── Dataset records ──

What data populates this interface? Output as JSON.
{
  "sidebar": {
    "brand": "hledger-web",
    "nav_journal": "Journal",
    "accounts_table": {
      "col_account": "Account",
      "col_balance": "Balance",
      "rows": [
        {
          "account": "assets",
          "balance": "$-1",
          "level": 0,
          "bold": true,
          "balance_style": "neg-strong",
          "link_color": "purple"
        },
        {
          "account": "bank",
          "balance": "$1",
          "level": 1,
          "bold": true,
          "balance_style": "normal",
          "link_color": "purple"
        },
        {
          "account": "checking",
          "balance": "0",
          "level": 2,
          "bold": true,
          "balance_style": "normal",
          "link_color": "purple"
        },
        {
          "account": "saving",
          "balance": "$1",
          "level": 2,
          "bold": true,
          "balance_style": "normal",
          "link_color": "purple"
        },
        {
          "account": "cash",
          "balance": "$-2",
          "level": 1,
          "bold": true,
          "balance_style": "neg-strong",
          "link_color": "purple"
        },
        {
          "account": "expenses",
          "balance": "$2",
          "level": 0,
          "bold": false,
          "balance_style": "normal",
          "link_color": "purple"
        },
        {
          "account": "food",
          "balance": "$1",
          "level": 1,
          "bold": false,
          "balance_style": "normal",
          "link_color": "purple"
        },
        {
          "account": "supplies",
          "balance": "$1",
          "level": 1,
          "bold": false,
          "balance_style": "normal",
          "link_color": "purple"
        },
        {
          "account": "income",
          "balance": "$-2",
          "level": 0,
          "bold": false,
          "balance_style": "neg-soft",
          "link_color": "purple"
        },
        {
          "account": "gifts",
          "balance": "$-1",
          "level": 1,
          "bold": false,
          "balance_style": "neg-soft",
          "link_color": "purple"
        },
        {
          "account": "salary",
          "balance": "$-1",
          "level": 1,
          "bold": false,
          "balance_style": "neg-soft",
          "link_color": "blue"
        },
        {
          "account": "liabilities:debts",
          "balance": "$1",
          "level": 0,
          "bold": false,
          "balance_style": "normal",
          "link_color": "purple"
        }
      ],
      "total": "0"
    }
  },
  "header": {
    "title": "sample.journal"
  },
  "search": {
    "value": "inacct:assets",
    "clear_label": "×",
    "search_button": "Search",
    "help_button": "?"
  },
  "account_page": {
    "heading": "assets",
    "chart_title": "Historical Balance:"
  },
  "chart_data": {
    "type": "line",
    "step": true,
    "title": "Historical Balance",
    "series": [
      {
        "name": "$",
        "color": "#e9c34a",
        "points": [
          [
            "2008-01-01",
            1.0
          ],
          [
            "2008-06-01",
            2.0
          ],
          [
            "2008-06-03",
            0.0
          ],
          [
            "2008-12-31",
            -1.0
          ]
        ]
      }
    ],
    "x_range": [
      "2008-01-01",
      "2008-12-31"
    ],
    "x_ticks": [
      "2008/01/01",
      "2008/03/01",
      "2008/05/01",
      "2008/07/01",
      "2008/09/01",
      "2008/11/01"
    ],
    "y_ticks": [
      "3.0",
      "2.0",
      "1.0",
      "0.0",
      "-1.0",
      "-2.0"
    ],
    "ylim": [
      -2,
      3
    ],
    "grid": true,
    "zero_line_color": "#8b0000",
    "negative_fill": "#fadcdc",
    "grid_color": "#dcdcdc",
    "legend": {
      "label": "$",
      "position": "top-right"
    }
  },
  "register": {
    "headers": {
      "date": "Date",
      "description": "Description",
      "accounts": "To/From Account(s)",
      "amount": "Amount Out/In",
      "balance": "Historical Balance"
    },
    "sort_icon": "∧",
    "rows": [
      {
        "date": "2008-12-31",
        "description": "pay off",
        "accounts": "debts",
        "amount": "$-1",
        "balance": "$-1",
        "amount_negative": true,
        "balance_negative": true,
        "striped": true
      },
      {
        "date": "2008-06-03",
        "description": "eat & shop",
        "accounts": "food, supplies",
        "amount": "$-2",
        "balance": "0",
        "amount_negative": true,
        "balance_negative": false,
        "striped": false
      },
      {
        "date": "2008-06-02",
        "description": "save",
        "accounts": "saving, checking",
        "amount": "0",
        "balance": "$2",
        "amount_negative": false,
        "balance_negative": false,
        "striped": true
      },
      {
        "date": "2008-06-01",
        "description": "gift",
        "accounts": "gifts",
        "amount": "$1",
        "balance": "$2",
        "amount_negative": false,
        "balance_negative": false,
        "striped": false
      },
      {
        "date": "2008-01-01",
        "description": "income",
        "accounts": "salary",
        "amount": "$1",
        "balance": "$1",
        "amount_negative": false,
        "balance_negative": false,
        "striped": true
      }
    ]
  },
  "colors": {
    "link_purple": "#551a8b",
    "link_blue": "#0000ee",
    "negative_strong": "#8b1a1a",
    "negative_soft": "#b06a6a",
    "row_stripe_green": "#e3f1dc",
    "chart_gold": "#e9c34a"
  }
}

───
── Dataset records ──

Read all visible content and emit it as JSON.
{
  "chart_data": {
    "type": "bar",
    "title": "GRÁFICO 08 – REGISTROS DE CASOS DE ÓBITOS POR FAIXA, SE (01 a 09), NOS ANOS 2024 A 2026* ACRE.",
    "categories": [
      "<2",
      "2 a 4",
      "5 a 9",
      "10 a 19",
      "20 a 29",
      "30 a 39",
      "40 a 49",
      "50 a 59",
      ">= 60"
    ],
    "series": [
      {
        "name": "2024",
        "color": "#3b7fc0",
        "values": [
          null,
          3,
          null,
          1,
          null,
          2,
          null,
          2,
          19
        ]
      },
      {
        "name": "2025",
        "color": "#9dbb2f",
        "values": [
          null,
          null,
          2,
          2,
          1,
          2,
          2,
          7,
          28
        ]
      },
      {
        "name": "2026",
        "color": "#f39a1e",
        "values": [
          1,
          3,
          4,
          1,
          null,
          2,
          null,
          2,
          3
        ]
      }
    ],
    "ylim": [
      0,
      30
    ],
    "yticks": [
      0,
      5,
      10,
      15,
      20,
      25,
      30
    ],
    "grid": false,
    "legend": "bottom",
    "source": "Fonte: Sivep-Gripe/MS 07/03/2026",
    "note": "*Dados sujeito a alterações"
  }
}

───
── Dataset records ──

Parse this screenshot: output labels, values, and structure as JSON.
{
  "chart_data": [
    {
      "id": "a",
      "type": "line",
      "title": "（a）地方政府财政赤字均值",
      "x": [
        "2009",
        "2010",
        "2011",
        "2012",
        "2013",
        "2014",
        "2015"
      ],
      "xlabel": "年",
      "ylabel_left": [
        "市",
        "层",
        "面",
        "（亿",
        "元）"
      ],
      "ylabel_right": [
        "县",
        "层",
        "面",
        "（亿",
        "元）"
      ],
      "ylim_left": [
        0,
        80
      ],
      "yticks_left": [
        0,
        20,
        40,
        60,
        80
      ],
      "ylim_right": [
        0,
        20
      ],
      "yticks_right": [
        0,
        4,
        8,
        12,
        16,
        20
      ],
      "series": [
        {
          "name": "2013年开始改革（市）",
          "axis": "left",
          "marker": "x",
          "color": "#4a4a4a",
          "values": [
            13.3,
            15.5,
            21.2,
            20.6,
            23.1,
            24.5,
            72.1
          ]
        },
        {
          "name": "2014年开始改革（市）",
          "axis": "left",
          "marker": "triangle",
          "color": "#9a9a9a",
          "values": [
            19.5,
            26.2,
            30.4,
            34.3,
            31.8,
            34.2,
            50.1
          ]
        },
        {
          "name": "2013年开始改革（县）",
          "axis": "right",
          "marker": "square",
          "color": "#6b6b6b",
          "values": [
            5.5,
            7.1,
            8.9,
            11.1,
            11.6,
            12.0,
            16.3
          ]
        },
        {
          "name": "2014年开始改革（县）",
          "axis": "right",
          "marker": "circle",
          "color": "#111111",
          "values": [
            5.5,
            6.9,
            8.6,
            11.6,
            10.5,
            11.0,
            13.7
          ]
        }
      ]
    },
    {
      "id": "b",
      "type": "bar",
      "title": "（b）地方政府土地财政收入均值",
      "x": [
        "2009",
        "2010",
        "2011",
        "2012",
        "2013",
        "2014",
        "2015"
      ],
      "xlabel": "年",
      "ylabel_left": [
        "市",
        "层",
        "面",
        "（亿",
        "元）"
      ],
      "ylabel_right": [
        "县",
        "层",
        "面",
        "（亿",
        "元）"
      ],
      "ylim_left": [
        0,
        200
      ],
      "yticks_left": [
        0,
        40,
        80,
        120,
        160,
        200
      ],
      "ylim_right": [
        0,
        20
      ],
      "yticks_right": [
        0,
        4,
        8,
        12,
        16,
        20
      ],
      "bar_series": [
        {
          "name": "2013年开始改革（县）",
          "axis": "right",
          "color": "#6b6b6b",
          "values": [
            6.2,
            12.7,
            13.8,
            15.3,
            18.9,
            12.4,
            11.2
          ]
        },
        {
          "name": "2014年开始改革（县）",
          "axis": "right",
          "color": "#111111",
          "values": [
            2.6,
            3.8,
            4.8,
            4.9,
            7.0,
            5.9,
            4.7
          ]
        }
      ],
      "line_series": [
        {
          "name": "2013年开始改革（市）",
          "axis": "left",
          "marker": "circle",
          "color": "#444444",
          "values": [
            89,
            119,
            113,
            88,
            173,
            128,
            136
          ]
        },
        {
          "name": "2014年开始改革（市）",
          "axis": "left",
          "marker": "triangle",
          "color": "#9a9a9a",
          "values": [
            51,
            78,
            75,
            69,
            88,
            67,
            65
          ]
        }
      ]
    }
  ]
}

───

Report how many lines contain "date". Give nothing but the number.

#### [Solved exercise]
6